#### DATA FOR THIS TASK:
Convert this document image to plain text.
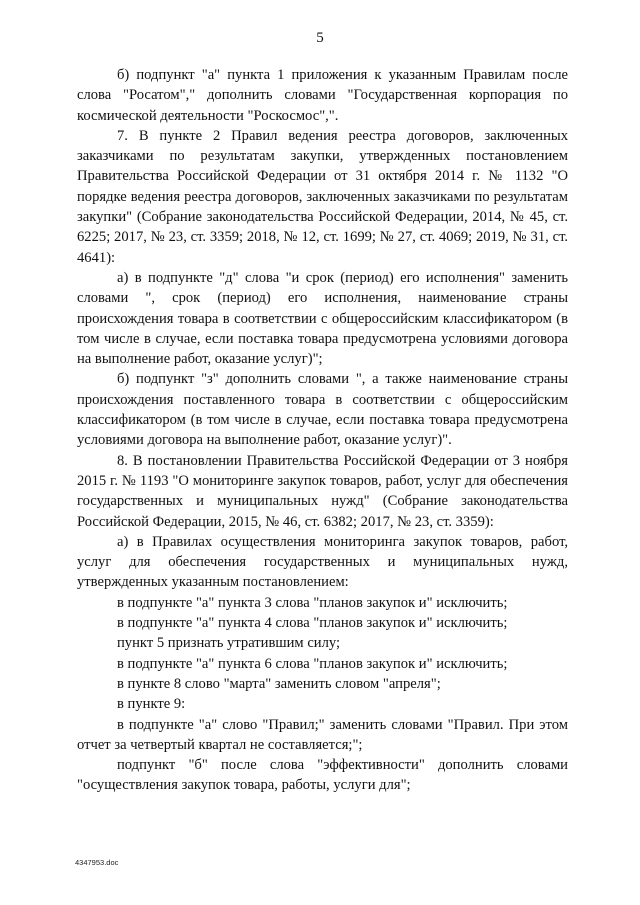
5

б) подпункт "а" пункта 1 приложения к указанным Правилам после слова "Росатом"," дополнить словами "Государственная корпорация по космической деятельности "Роскосмос",".

7. В пункте 2 Правил ведения реестра договоров, заключенных заказчиками по результатам закупки, утвержденных постановлением Правительства Российской Федерации от 31 октября 2014 г. № 1132 "О порядке ведения реестра договоров, заключенных заказчиками по результатам закупки" (Собрание законодательства Российской Федерации, 2014, № 45, ст. 6225; 2017, № 23, ст. 3359; 2018, № 12, ст. 1699; № 27, ст. 4069; 2019, № 31, ст. 4641):

а) в подпункте "д" слова "и срок (период) его исполнения" заменить словами ", срок (период) его исполнения, наименование страны происхождения товара в соответствии с общероссийским классификатором (в том числе в случае, если поставка товара предусмотрена условиями договора на выполнение работ, оказание услуг)";

б) подпункт "з" дополнить словами ", а также наименование страны происхождения поставленного товара в соответствии с общероссийским классификатором (в том числе в случае, если поставка товара предусмотрена условиями договора на выполнение работ, оказание услуг)".

8. В постановлении Правительства Российской Федерации от 3 ноября 2015 г. № 1193 "О мониторинге закупок товаров, работ, услуг для обеспечения государственных и муниципальных нужд" (Собрание законодательства Российской Федерации, 2015, № 46, ст. 6382; 2017, № 23, ст. 3359):

а) в Правилах осуществления мониторинга закупок товаров, работ, услуг для обеспечения государственных и муниципальных нужд, утвержденных указанным постановлением:

в подпункте "а" пункта 3 слова "планов закупок и" исключить;

в подпункте "а" пункта 4 слова "планов закупок и" исключить;

пункт 5 признать утратившим силу;

в подпункте "а" пункта 6 слова "планов закупок и" исключить;

в пункте 8 слово "марта" заменить словом "апреля";

в пункте 9:

в подпункте "а" слово "Правил;" заменить словами "Правил. При этом отчет за четвертый квартал не составляется;";

подпункт "б" после слова "эффективности" дополнить словами "осуществления закупок товара, работы, услуги для";

4347953.doc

#### GIVEN REQUEST:
Restate the data above exactly, stripping out each image.

#### FULL RESPONSE:
Convert this document image to plain text.
5

б) подпункт "а" пункта 1 приложения к указанным Правилам после слова "Росатом"," дополнить словами "Государственная корпорация по космической деятельности "Роскосмос",".

7. В пункте 2 Правил ведения реестра договоров, заключенных заказчиками по результатам закупки, утвержденных постановлением Правительства Российской Федерации от 31 октября 2014 г. № 1132 "О порядке ведения реестра договоров, заключенных заказчиками по результатам закупки" (Собрание законодательства Российской Федерации, 2014, № 45, ст. 6225; 2017, № 23, ст. 3359; 2018, № 12, ст. 1699; № 27, ст. 4069; 2019, № 31, ст. 4641):

а) в подпункте "д" слова "и срок (период) его исполнения" заменить словами ", срок (период) его исполнения, наименование страны происхождения товара в соответствии с общероссийским классификатором (в том числе в случае, если поставка товара предусмотрена условиями договора на выполнение работ, оказание услуг)";

б) подпункт "з" дополнить словами ", а также наименование страны происхождения поставленного товара в соответствии с общероссийским классификатором (в том числе в случае, если поставка товара предусмотрена условиями договора на выполнение работ, оказание услуг)".

8. В постановлении Правительства Российской Федерации от 3 ноября 2015 г. № 1193 "О мониторинге закупок товаров, работ, услуг для обеспечения государственных и муниципальных нужд" (Собрание законодательства Российской Федерации, 2015, № 46, ст. 6382; 2017, № 23, ст. 3359):

а) в Правилах осуществления мониторинга закупок товаров, работ, услуг для обеспечения государственных и муниципальных нужд, утвержденных указанным постановлением:

в подпункте "а" пункта 3 слова "планов закупок и" исключить;

в подпункте "а" пункта 4 слова "планов закупок и" исключить;

пункт 5 признать утратившим силу;

в подпункте "а" пункта 6 слова "планов закупок и" исключить;

в пункте 8 слово "марта" заменить словом "апреля";

в пункте 9:

в подпункте "а" слово "Правил;" заменить словами "Правил. При этом отчет за четвертый квартал не составляется;";

подпункт "б" после слова "эффективности" дополнить словами "осуществления закупок товара, работы, услуги для";

4347953.doc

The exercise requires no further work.